- PROBLEM TO WORK ON
Keep the wording of each record exactly the same when you repeat it, and leave out pictures.

- MATERIAL FOR THIS TASK
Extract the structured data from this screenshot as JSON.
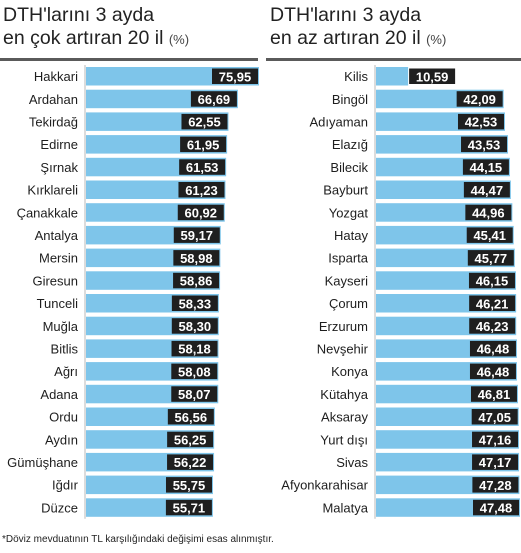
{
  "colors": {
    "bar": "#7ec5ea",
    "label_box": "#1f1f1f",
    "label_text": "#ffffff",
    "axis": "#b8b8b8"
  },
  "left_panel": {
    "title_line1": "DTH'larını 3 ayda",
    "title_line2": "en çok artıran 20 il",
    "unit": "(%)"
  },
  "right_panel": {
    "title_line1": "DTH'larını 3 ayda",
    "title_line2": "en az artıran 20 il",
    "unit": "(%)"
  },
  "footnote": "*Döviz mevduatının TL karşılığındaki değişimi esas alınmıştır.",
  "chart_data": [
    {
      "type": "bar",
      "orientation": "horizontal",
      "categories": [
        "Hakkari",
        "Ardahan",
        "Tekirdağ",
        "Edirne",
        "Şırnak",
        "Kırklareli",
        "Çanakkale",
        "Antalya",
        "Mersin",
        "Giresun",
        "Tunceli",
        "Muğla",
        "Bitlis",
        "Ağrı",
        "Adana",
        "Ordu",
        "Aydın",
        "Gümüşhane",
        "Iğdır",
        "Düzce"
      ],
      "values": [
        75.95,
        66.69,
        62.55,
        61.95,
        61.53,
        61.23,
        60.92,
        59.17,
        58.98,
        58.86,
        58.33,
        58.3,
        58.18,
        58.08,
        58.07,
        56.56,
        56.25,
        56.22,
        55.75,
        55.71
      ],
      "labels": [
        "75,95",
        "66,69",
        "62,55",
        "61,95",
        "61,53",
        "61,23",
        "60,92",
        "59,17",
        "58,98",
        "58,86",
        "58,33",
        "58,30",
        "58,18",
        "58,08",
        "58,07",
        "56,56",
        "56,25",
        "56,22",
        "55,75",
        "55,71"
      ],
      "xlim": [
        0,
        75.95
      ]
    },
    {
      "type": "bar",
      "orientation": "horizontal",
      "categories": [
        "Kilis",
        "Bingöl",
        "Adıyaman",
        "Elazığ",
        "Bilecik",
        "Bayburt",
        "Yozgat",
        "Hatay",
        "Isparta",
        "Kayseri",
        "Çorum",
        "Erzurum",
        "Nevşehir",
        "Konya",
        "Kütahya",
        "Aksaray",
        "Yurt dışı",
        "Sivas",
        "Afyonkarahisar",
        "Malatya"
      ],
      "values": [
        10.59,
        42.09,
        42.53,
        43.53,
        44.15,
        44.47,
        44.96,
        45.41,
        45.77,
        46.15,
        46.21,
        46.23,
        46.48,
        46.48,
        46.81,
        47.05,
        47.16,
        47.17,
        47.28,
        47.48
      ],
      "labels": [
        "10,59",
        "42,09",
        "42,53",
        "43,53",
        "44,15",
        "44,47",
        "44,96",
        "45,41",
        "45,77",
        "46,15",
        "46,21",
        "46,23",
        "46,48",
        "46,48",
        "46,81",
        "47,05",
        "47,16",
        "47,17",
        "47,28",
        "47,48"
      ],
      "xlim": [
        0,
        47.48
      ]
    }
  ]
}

- TASK RESULT
Extract the structured data from this screenshot as JSON.
{
  "colors": {
    "bar": "#7ec5ea",
    "label_box": "#1f1f1f",
    "label_text": "#ffffff",
    "axis": "#b8b8b8"
  },
  "left_panel": {
    "title_line1": "DTH'larını 3 ayda",
    "title_line2": "en çok artıran 20 il",
    "unit": "(%)"
  },
  "right_panel": {
    "title_line1": "DTH'larını 3 ayda",
    "title_line2": "en az artıran 20 il",
    "unit": "(%)"
  },
  "footnote": "*Döviz mevduatının TL karşılığındaki değişimi esas alınmıştır.",
  "chart_data": [
    {
      "type": "bar",
      "orientation": "horizontal",
      "categories": [
        "Hakkari",
        "Ardahan",
        "Tekirdağ",
        "Edirne",
        "Şırnak",
        "Kırklareli",
        "Çanakkale",
        "Antalya",
        "Mersin",
        "Giresun",
        "Tunceli",
        "Muğla",
        "Bitlis",
        "Ağrı",
        "Adana",
        "Ordu",
        "Aydın",
        "Gümüşhane",
        "Iğdır",
        "Düzce"
      ],
      "values": [
        75.95,
        66.69,
        62.55,
        61.95,
        61.53,
        61.23,
        60.92,
        59.17,
        58.98,
        58.86,
        58.33,
        58.3,
        58.18,
        58.08,
        58.07,
        56.56,
        56.25,
        56.22,
        55.75,
        55.71
      ],
      "labels": [
        "75,95",
        "66,69",
        "62,55",
        "61,95",
        "61,53",
        "61,23",
        "60,92",
        "59,17",
        "58,98",
        "58,86",
        "58,33",
        "58,30",
        "58,18",
        "58,08",
        "58,07",
        "56,56",
        "56,25",
        "56,22",
        "55,75",
        "55,71"
      ],
      "xlim": [
        0,
        75.95
      ]
    },
    {
      "type": "bar",
      "orientation": "horizontal",
      "categories": [
        "Kilis",
        "Bingöl",
        "Adıyaman",
        "Elazığ",
        "Bilecik",
        "Bayburt",
        "Yozgat",
        "Hatay",
        "Isparta",
        "Kayseri",
        "Çorum",
        "Erzurum",
        "Nevşehir",
        "Konya",
        "Kütahya",
        "Aksaray",
        "Yurt dışı",
        "Sivas",
        "Afyonkarahisar",
        "Malatya"
      ],
      "values": [
        10.59,
        42.09,
        42.53,
        43.53,
        44.15,
        44.47,
        44.96,
        45.41,
        45.77,
        46.15,
        46.21,
        46.23,
        46.48,
        46.48,
        46.81,
        47.05,
        47.16,
        47.17,
        47.28,
        47.48
      ],
      "labels": [
        "10,59",
        "42,09",
        "42,53",
        "43,53",
        "44,15",
        "44,47",
        "44,96",
        "45,41",
        "45,77",
        "46,15",
        "46,21",
        "46,23",
        "46,48",
        "46,48",
        "46,81",
        "47,05",
        "47,16",
        "47,17",
        "47,28",
        "47,48"
      ],
      "xlim": [
        0,
        47.48
      ]
    }
  ]
}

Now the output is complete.